▸ Exercise details: Your copy of the material must match it exactly, except that pictures are dropped.

▸ Items:
■ ■ ■ ■

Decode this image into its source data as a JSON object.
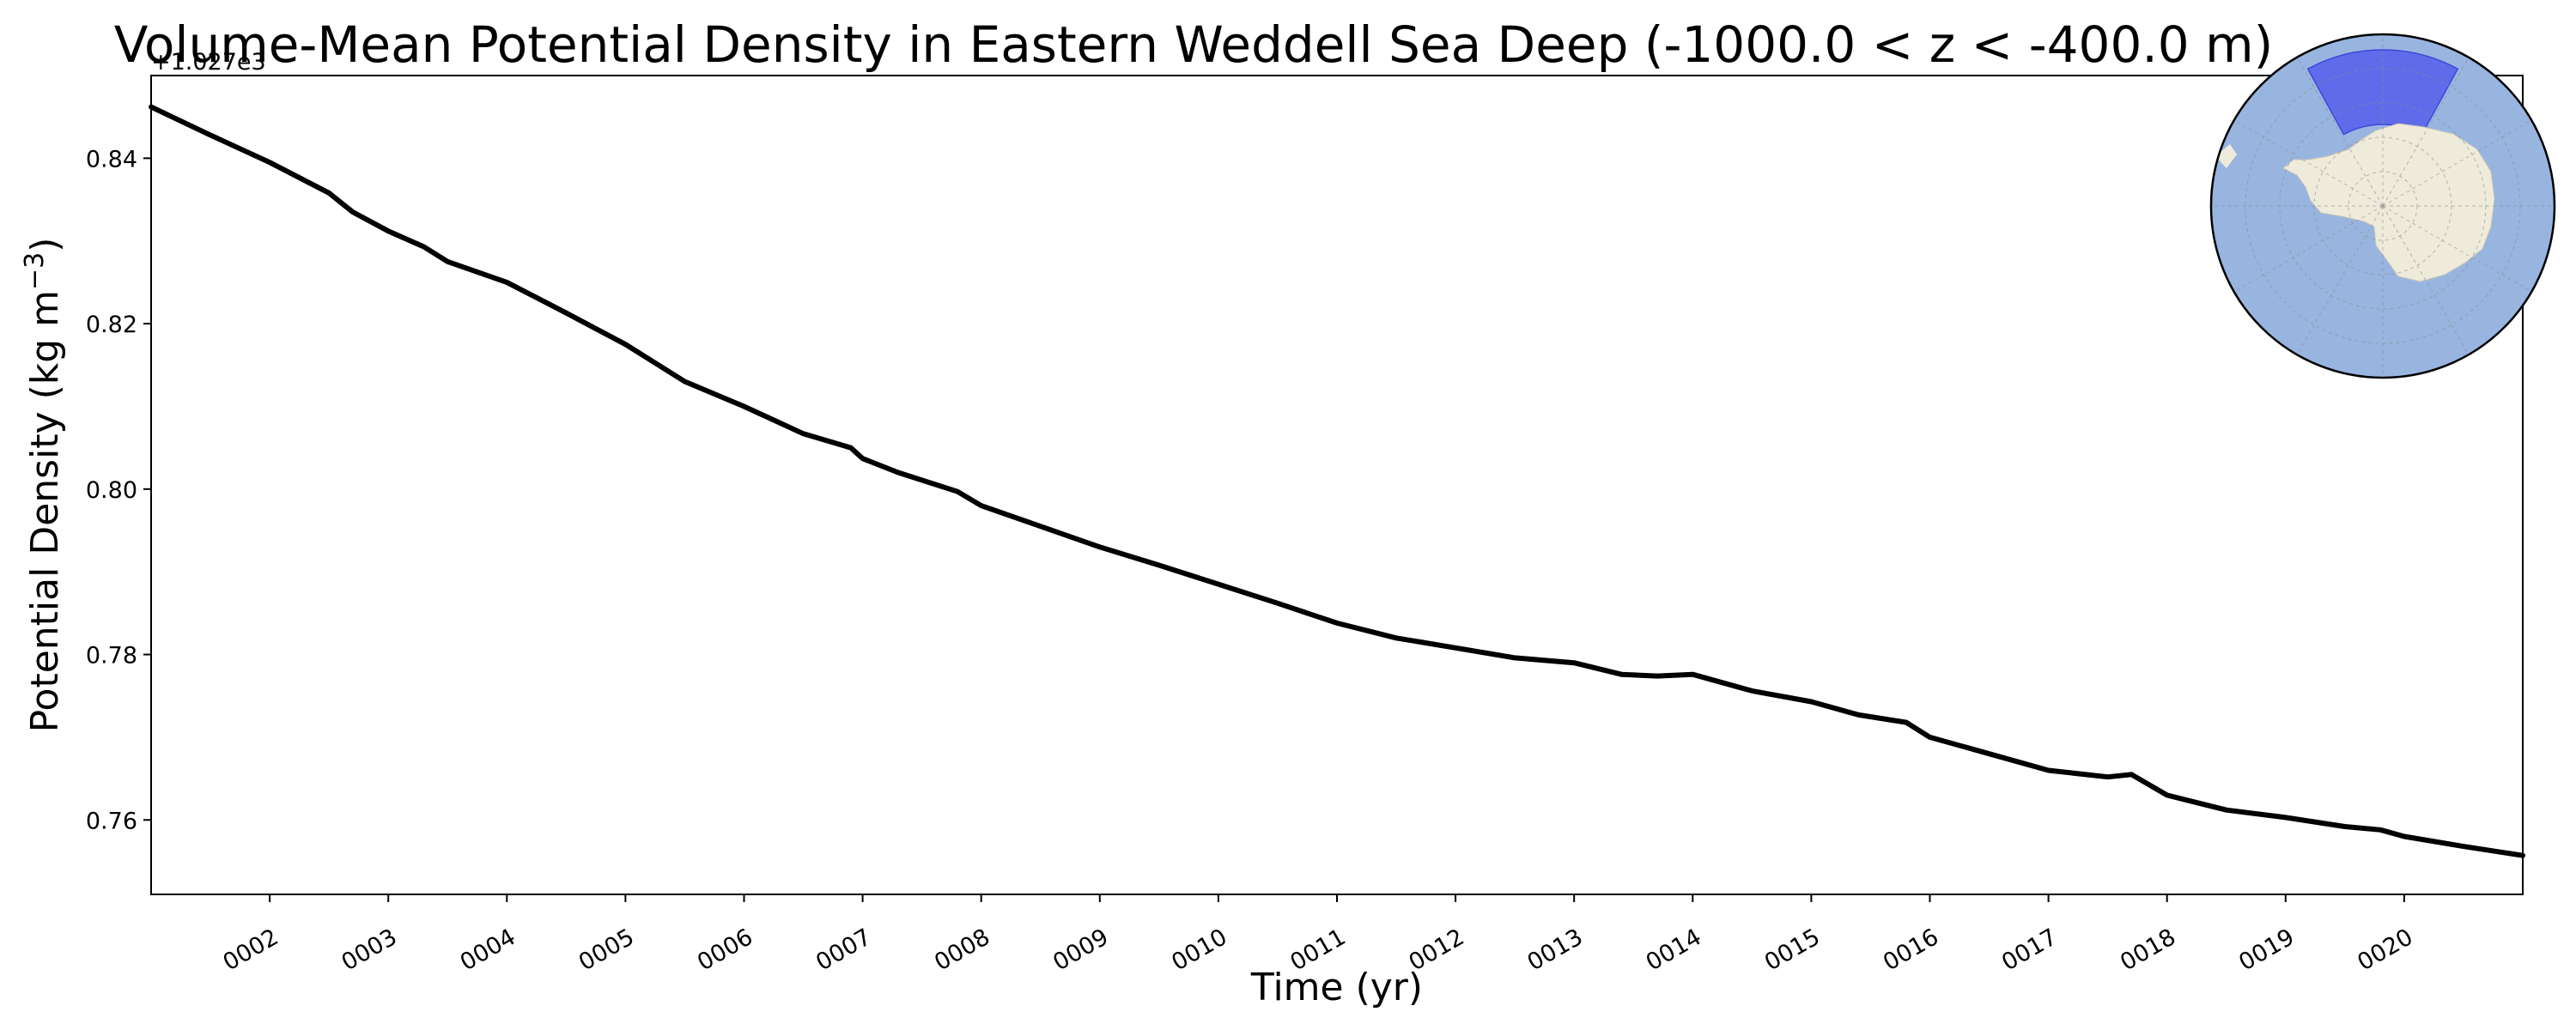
{
  "chart_data": {
    "type": "line",
    "title": "Volume-Mean Potential Density in Eastern Weddell Sea Deep (-1000.0 < z < -400.0 m)",
    "xlabel": "Time (yr)",
    "ylabel_main": "Potential Density (kg m",
    "ylabel_sup": "−3",
    "ylabel_close": ")",
    "y_offset_label": "+1.027e3",
    "xlim": [
      1.0,
      21.0
    ],
    "ylim": [
      0.751,
      0.85
    ],
    "x_tick_values": [
      2,
      3,
      4,
      5,
      6,
      7,
      8,
      9,
      10,
      11,
      12,
      13,
      14,
      15,
      16,
      17,
      18,
      19,
      20
    ],
    "x_tick_labels": [
      "0002",
      "0003",
      "0004",
      "0005",
      "0006",
      "0007",
      "0008",
      "0009",
      "0010",
      "0011",
      "0012",
      "0013",
      "0014",
      "0015",
      "0016",
      "0017",
      "0018",
      "0019",
      "0020"
    ],
    "y_tick_values": [
      0.76,
      0.78,
      0.8,
      0.82,
      0.84
    ],
    "y_tick_labels": [
      "0.76",
      "0.78",
      "0.80",
      "0.82",
      "0.84"
    ],
    "grid": false,
    "line_color": "#000000",
    "series": [
      {
        "x": [
          1.0,
          1.5,
          2.0,
          2.5,
          2.7,
          3.0,
          3.3,
          3.5,
          4.0,
          4.5,
          5.0,
          5.5,
          6.0,
          6.5,
          6.9,
          7.0,
          7.3,
          7.8,
          8.0,
          8.5,
          9.0,
          9.5,
          10.0,
          10.5,
          11.0,
          11.5,
          12.0,
          12.5,
          13.0,
          13.4,
          13.7,
          14.0,
          14.5,
          15.0,
          15.4,
          15.8,
          16.0,
          16.5,
          17.0,
          17.5,
          17.7,
          18.0,
          18.5,
          19.0,
          19.5,
          19.8,
          20.0,
          20.5,
          21.0
        ],
        "y": [
          0.8462,
          0.8428,
          0.8395,
          0.8358,
          0.8335,
          0.8312,
          0.8293,
          0.8275,
          0.825,
          0.8213,
          0.8175,
          0.813,
          0.81,
          0.8067,
          0.805,
          0.8037,
          0.802,
          0.7997,
          0.798,
          0.7955,
          0.793,
          0.7908,
          0.7885,
          0.7862,
          0.7838,
          0.782,
          0.7808,
          0.7796,
          0.779,
          0.7776,
          0.7774,
          0.7776,
          0.7756,
          0.7743,
          0.7727,
          0.7718,
          0.77,
          0.768,
          0.766,
          0.7652,
          0.7655,
          0.763,
          0.7612,
          0.7603,
          0.7592,
          0.7588,
          0.758,
          0.7568,
          0.7557
        ]
      }
    ],
    "inset_map": {
      "projection": "south-polar-stereographic",
      "ocean_color": "#98b5e0",
      "land_color": "#efebdb",
      "region_color": "#5d67ea",
      "edge_color": "#000000"
    }
  }
}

■ ■ ■ ■

▸ Correct output:
Decode this image into its source data as a JSON object.
{
  "chart_data": {
    "type": "line",
    "title": "Volume-Mean Potential Density in Eastern Weddell Sea Deep (-1000.0 < z < -400.0 m)",
    "xlabel": "Time (yr)",
    "ylabel_main": "Potential Density (kg m",
    "ylabel_sup": "−3",
    "ylabel_close": ")",
    "y_offset_label": "+1.027e3",
    "xlim": [
      1.0,
      21.0
    ],
    "ylim": [
      0.751,
      0.85
    ],
    "x_tick_values": [
      2,
      3,
      4,
      5,
      6,
      7,
      8,
      9,
      10,
      11,
      12,
      13,
      14,
      15,
      16,
      17,
      18,
      19,
      20
    ],
    "x_tick_labels": [
      "0002",
      "0003",
      "0004",
      "0005",
      "0006",
      "0007",
      "0008",
      "0009",
      "0010",
      "0011",
      "0012",
      "0013",
      "0014",
      "0015",
      "0016",
      "0017",
      "0018",
      "0019",
      "0020"
    ],
    "y_tick_values": [
      0.76,
      0.78,
      0.8,
      0.82,
      0.84
    ],
    "y_tick_labels": [
      "0.76",
      "0.78",
      "0.80",
      "0.82",
      "0.84"
    ],
    "grid": false,
    "line_color": "#000000",
    "series": [
      {
        "x": [
          1.0,
          1.5,
          2.0,
          2.5,
          2.7,
          3.0,
          3.3,
          3.5,
          4.0,
          4.5,
          5.0,
          5.5,
          6.0,
          6.5,
          6.9,
          7.0,
          7.3,
          7.8,
          8.0,
          8.5,
          9.0,
          9.5,
          10.0,
          10.5,
          11.0,
          11.5,
          12.0,
          12.5,
          13.0,
          13.4,
          13.7,
          14.0,
          14.5,
          15.0,
          15.4,
          15.8,
          16.0,
          16.5,
          17.0,
          17.5,
          17.7,
          18.0,
          18.5,
          19.0,
          19.5,
          19.8,
          20.0,
          20.5,
          21.0
        ],
        "y": [
          0.8462,
          0.8428,
          0.8395,
          0.8358,
          0.8335,
          0.8312,
          0.8293,
          0.8275,
          0.825,
          0.8213,
          0.8175,
          0.813,
          0.81,
          0.8067,
          0.805,
          0.8037,
          0.802,
          0.7997,
          0.798,
          0.7955,
          0.793,
          0.7908,
          0.7885,
          0.7862,
          0.7838,
          0.782,
          0.7808,
          0.7796,
          0.779,
          0.7776,
          0.7774,
          0.7776,
          0.7756,
          0.7743,
          0.7727,
          0.7718,
          0.77,
          0.768,
          0.766,
          0.7652,
          0.7655,
          0.763,
          0.7612,
          0.7603,
          0.7592,
          0.7588,
          0.758,
          0.7568,
          0.7557
        ]
      }
    ],
    "inset_map": {
      "projection": "south-polar-stereographic",
      "ocean_color": "#98b5e0",
      "land_color": "#efebdb",
      "region_color": "#5d67ea",
      "edge_color": "#000000"
    }
  }
}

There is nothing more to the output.